START DATA ROWS
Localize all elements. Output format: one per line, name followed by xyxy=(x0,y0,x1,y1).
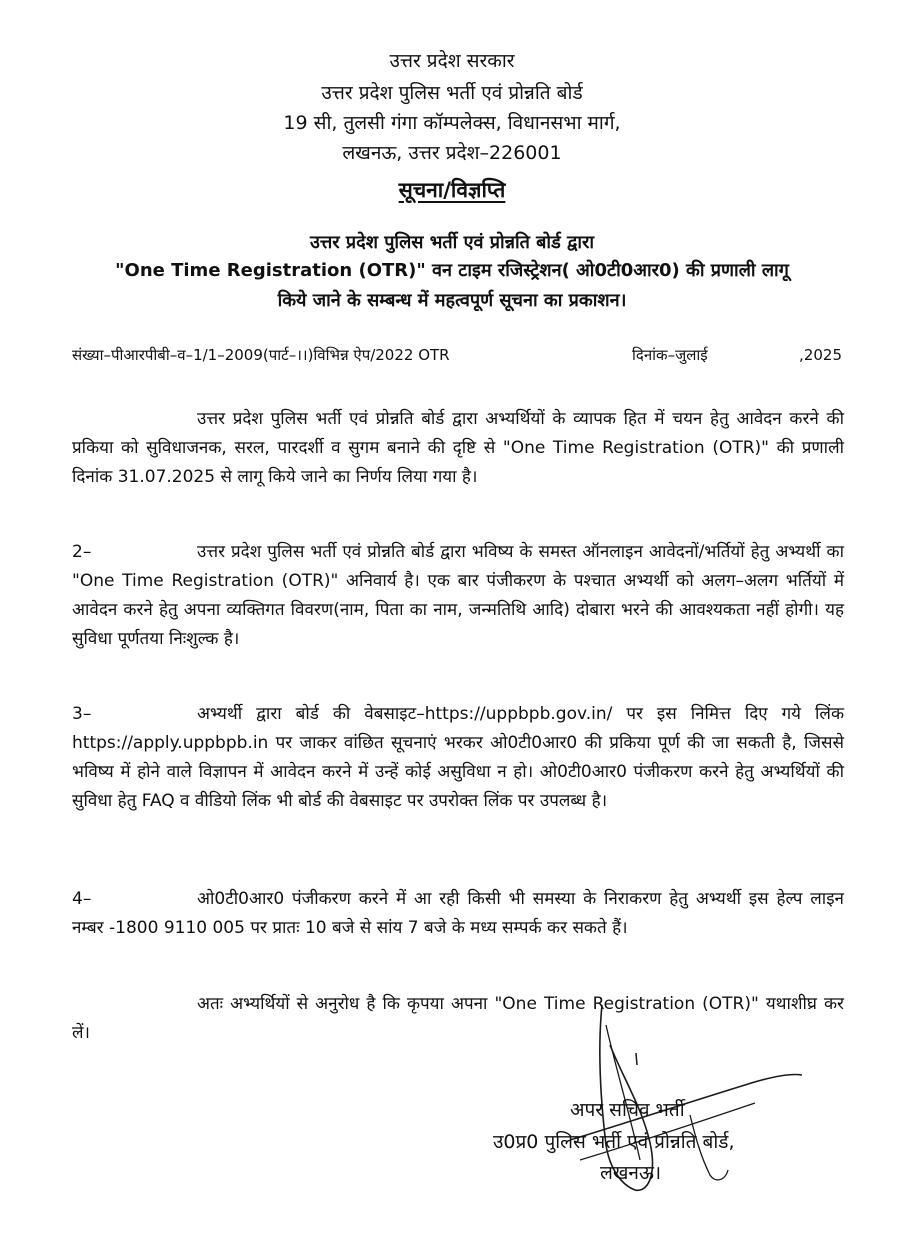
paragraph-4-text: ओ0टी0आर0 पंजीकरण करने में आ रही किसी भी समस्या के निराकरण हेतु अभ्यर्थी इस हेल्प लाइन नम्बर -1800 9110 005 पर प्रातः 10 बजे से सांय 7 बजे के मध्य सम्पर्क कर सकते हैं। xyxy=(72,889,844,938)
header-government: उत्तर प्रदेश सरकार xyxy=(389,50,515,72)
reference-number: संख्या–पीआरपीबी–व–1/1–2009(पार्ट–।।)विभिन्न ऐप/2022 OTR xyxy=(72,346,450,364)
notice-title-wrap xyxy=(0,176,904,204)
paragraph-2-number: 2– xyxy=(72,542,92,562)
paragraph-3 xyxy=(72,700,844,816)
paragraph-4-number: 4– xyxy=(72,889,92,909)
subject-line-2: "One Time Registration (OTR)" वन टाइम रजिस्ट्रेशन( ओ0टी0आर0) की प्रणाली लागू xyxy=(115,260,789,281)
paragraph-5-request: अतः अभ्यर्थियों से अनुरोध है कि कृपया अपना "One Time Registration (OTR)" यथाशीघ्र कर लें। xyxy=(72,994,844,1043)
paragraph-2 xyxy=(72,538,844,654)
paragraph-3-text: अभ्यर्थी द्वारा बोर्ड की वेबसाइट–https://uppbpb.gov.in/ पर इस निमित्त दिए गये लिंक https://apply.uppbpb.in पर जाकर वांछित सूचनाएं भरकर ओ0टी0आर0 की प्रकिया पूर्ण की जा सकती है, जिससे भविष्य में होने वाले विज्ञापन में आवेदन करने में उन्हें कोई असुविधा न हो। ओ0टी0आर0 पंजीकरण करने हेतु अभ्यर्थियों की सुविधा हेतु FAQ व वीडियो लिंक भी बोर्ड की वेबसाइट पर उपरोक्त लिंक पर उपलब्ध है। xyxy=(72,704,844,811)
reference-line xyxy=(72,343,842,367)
END DATA ROWS
WHAT IS EXPECTED
Rewrite the entries above with every "xyxy" replaced by "bbox" and nothing else changed. Leave the pictures out.

SOLVED EXERCISE
Localize all elements. Output format: one per line, name followed by bbox=(x0,y0,x1,y1).
paragraph-4-text: ओ0टी0आर0 पंजीकरण करने में आ रही किसी भी समस्या के निराकरण हेतु अभ्यर्थी इस हेल्प लाइन नम्बर -1800 9110 005 पर प्रातः 10 बजे से सांय 7 बजे के मध्य सम्पर्क कर सकते हैं। bbox=(72,889,844,938)
header-government: उत्तर प्रदेश सरकार bbox=(389,50,515,72)
reference-number: संख्या–पीआरपीबी–व–1/1–2009(पार्ट–।।)विभिन्न ऐप/2022 OTR bbox=(72,346,450,364)
notice-title-wrap bbox=(0,176,904,204)
paragraph-2-number: 2– bbox=(72,542,92,562)
paragraph-3 bbox=(72,700,844,816)
paragraph-4-number: 4– bbox=(72,889,92,909)
subject-line-2: "One Time Registration (OTR)" वन टाइम रजिस्ट्रेशन( ओ0टी0आर0) की प्रणाली लागू bbox=(115,260,789,281)
paragraph-5-request: अतः अभ्यर्थियों से अनुरोध है कि कृपया अपना "One Time Registration (OTR)" यथाशीघ्र कर लें। bbox=(72,994,844,1043)
paragraph-2 bbox=(72,538,844,654)
paragraph-3-text: अभ्यर्थी द्वारा बोर्ड की वेबसाइट–https://uppbpb.gov.in/ पर इस निमित्त दिए गये लिंक https://apply.uppbpb.in पर जाकर वांछित सूचनाएं भरकर ओ0टी0आर0 की प्रकिया पूर्ण की जा सकती है, जिससे भविष्य में होने वाले विज्ञापन में आवेदन करने में उन्हें कोई असुविधा न हो। ओ0टी0आर0 पंजीकरण करने हेतु अभ्यर्थियों की सुविधा हेतु FAQ व वीडियो लिंक भी बोर्ड की वेबसाइट पर उपरोक्त लिंक पर उपलब्ध है। bbox=(72,704,844,811)
reference-line bbox=(72,343,842,367)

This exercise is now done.